• **EXERCISE BRIEF**:
All the data below goes into the copy word for word, but the pictures don't.

______________________________

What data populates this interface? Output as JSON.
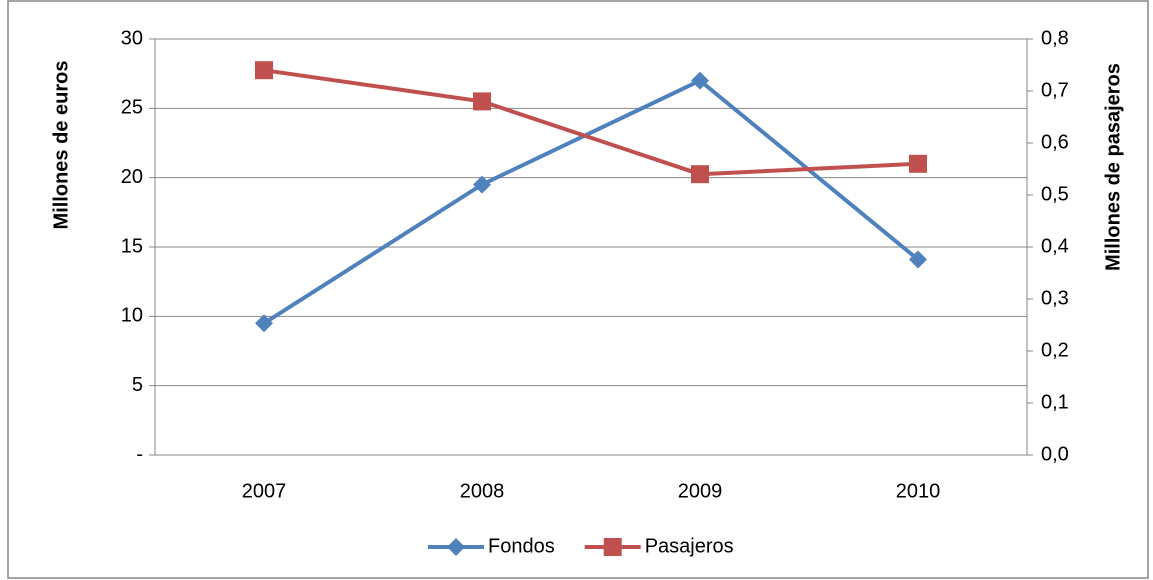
{
  "chart_data": {
    "type": "line",
    "categories": [
      "2007",
      "2008",
      "2009",
      "2010"
    ],
    "series": [
      {
        "name": "Fondos",
        "color": "#4f81bd",
        "marker": "diamond",
        "values": [
          9.5,
          19.5,
          27.0,
          14.1
        ]
      },
      {
        "name": "Pasajeros",
        "color": "#c0504d",
        "marker": "square",
        "axis": "y2",
        "values": [
          0.74,
          0.68,
          0.54,
          0.56
        ]
      }
    ],
    "ylabel": "Millones de euros",
    "y2label": "Millones de pasajeros",
    "ylim": [
      0,
      30
    ],
    "yticks": [
      {
        "value": 0,
        "label": "-"
      },
      5,
      10,
      15,
      20,
      25,
      30
    ],
    "y2lim": [
      0,
      0.8
    ],
    "y2ticks": [
      {
        "value": 0,
        "label": "0,0"
      },
      {
        "value": 0.1,
        "label": "0,1"
      },
      {
        "value": 0.2,
        "label": "0,2"
      },
      {
        "value": 0.3,
        "label": "0,3"
      },
      {
        "value": 0.4,
        "label": "0,4"
      },
      {
        "value": 0.5,
        "label": "0,5"
      },
      {
        "value": 0.6,
        "label": "0,6"
      },
      {
        "value": 0.7,
        "label": "0,7"
      },
      {
        "value": 0.8,
        "label": "0,8"
      }
    ],
    "grid": true,
    "legend": "bottom"
  }
}
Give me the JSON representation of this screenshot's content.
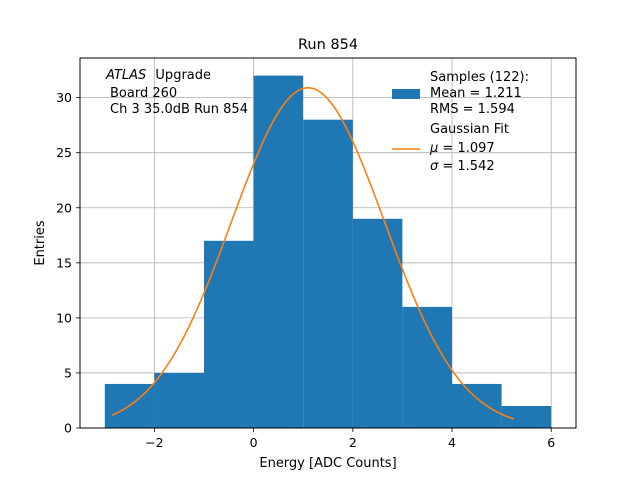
{
  "chart_data": {
    "type": "bar",
    "title": "Run 854",
    "xlabel": "Energy [ADC Counts]",
    "ylabel": "Entries",
    "xlim": [
      -3.5,
      6.5
    ],
    "ylim": [
      0,
      33.6
    ],
    "grid": true,
    "xticks": [
      -2,
      0,
      2,
      4,
      6
    ],
    "xtick_labels": [
      "−2",
      "0",
      "2",
      "4",
      "6"
    ],
    "yticks": [
      0,
      5,
      10,
      15,
      20,
      25,
      30
    ],
    "bins": [
      {
        "x0": -3,
        "x1": -2,
        "count": 4
      },
      {
        "x0": -2,
        "x1": -1,
        "count": 5
      },
      {
        "x0": -1,
        "x1": 0,
        "count": 17
      },
      {
        "x0": 0,
        "x1": 1,
        "count": 32
      },
      {
        "x0": 1,
        "x1": 2,
        "count": 28
      },
      {
        "x0": 2,
        "x1": 3,
        "count": 19
      },
      {
        "x0": 3,
        "x1": 4,
        "count": 11
      },
      {
        "x0": 4,
        "x1": 5,
        "count": 4
      },
      {
        "x0": 5,
        "x1": 6,
        "count": 2
      }
    ],
    "fit": {
      "name": "Gaussian Fit",
      "mu": 1.097,
      "sigma": 1.542,
      "amplitude": 30.9,
      "x_range": [
        -2.85,
        5.25
      ]
    },
    "annotation": {
      "experiment": "ATLAS",
      "experiment_suffix": "Upgrade",
      "line2": "Board 260",
      "line3": "Ch 3 35.0dB  Run 854"
    },
    "legend": {
      "placement": "top-right",
      "samples_title": "Samples (122):",
      "samples_mean": "Mean = 1.211",
      "samples_rms": "RMS = 1.594",
      "fit_title": "Gaussian Fit",
      "fit_mu_symbol": "μ",
      "fit_mu_value": " = 1.097",
      "fit_sigma_symbol": "σ",
      "fit_sigma_value": " = 1.542"
    },
    "colors": {
      "bars": "#1f77b4",
      "fit": "#ff7f0e",
      "grid": "#b0b0b0"
    }
  }
}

______________________________

• **WRITTEN RESPONSE**:
What data populates this interface? Output as JSON.
{
  "chart_data": {
    "type": "line",
    "categories": [
      "2007",
      "2008",
      "2009",
      "2010"
    ],
    "series": [
      {
        "name": "Fondos",
        "color": "#4f81bd",
        "marker": "diamond",
        "values": [
          9.5,
          19.5,
          27.0,
          14.1
        ]
      },
      {
        "name": "Pasajeros",
        "color": "#c0504d",
        "marker": "square",
        "axis": "y2",
        "values": [
          0.74,
          0.68,
          0.54,
          0.56
        ]
      }
    ],
    "ylabel": "Millones de euros",
    "y2label": "Millones de pasajeros",
    "ylim": [
      0,
      30
    ],
    "yticks": [
      {
        "value": 0,
        "label": "-"
      },
      5,
      10,
      15,
      20,
      25,
      30
    ],
    "y2lim": [
      0,
      0.8
    ],
    "y2ticks": [
      {
        "value": 0,
        "label": "0,0"
      },
      {
        "value": 0.1,
        "label": "0,1"
      },
      {
        "value": 0.2,
        "label": "0,2"
      },
      {
        "value": 0.3,
        "label": "0,3"
      },
      {
        "value": 0.4,
        "label": "0,4"
      },
      {
        "value": 0.5,
        "label": "0,5"
      },
      {
        "value": 0.6,
        "label": "0,6"
      },
      {
        "value": 0.7,
        "label": "0,7"
      },
      {
        "value": 0.8,
        "label": "0,8"
      }
    ],
    "grid": true,
    "legend": "bottom"
  }
}
Give me the JSON representation of this screenshot's content.
{
  "chart_data": {
    "type": "bar",
    "title": "Run 854",
    "xlabel": "Energy [ADC Counts]",
    "ylabel": "Entries",
    "xlim": [
      -3.5,
      6.5
    ],
    "ylim": [
      0,
      33.6
    ],
    "grid": true,
    "xticks": [
      -2,
      0,
      2,
      4,
      6
    ],
    "xtick_labels": [
      "−2",
      "0",
      "2",
      "4",
      "6"
    ],
    "yticks": [
      0,
      5,
      10,
      15,
      20,
      25,
      30
    ],
    "bins": [
      {
        "x0": -3,
        "x1": -2,
        "count": 4
      },
      {
        "x0": -2,
        "x1": -1,
        "count": 5
      },
      {
        "x0": -1,
        "x1": 0,
        "count": 17
      },
      {
        "x0": 0,
        "x1": 1,
        "count": 32
      },
      {
        "x0": 1,
        "x1": 2,
        "count": 28
      },
      {
        "x0": 2,
        "x1": 3,
        "count": 19
      },
      {
        "x0": 3,
        "x1": 4,
        "count": 11
      },
      {
        "x0": 4,
        "x1": 5,
        "count": 4
      },
      {
        "x0": 5,
        "x1": 6,
        "count": 2
      }
    ],
    "fit": {
      "name": "Gaussian Fit",
      "mu": 1.097,
      "sigma": 1.542,
      "amplitude": 30.9,
      "x_range": [
        -2.85,
        5.25
      ]
    },
    "annotation": {
      "experiment": "ATLAS",
      "experiment_suffix": "Upgrade",
      "line2": "Board 260",
      "line3": "Ch 3 35.0dB  Run 854"
    },
    "legend": {
      "placement": "top-right",
      "samples_title": "Samples (122):",
      "samples_mean": "Mean = 1.211",
      "samples_rms": "RMS = 1.594",
      "fit_title": "Gaussian Fit",
      "fit_mu_symbol": "μ",
      "fit_mu_value": " = 1.097",
      "fit_sigma_symbol": "σ",
      "fit_sigma_value": " = 1.542"
    },
    "colors": {
      "bars": "#1f77b4",
      "fit": "#ff7f0e",
      "grid": "#b0b0b0"
    }
  }
}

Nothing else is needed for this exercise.